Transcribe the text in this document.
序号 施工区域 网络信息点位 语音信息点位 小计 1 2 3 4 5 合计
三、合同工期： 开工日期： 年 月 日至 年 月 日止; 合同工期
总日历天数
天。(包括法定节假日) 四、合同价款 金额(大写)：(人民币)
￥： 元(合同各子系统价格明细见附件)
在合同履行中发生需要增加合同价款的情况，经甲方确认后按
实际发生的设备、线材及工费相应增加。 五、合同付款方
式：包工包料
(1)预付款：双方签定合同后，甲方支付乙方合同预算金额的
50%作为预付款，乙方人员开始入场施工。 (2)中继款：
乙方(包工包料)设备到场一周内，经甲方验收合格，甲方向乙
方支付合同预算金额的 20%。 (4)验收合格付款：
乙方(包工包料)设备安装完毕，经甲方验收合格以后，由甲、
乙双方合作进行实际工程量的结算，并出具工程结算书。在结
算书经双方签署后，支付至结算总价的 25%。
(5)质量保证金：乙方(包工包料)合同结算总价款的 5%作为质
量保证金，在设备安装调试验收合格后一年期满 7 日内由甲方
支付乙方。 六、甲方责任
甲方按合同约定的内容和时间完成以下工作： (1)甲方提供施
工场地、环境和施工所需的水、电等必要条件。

════

## [Required task]
Transcribe every record above exactly as it appears.

## [Full response]
Transcribe the text in this document.
序号 施工区域 网络信息点位 语音信息点位 小计 1 2 3 4 5 合计
三、合同工期： 开工日期： 年 月 日至 年 月 日止; 合同工期
总日历天数
天。(包括法定节假日) 四、合同价款 金额(大写)：(人民币)
￥： 元(合同各子系统价格明细见附件)
在合同履行中发生需要增加合同价款的情况，经甲方确认后按
实际发生的设备、线材及工费相应增加。 五、合同付款方
式：包工包料
(1)预付款：双方签定合同后，甲方支付乙方合同预算金额的
50%作为预付款，乙方人员开始入场施工。 (2)中继款：
乙方(包工包料)设备到场一周内，经甲方验收合格，甲方向乙
方支付合同预算金额的 20%。 (4)验收合格付款：
乙方(包工包料)设备安装完毕，经甲方验收合格以后，由甲、
乙双方合作进行实际工程量的结算，并出具工程结算书。在结
算书经双方签署后，支付至结算总价的 25%。
(5)质量保证金：乙方(包工包料)合同结算总价款的 5%作为质
量保证金，在设备安装调试验收合格后一年期满 7 日内由甲方
支付乙方。 六、甲方责任
甲方按合同约定的内容和时间完成以下工作： (1)甲方提供施
工场地、环境和施工所需的水、电等必要条件。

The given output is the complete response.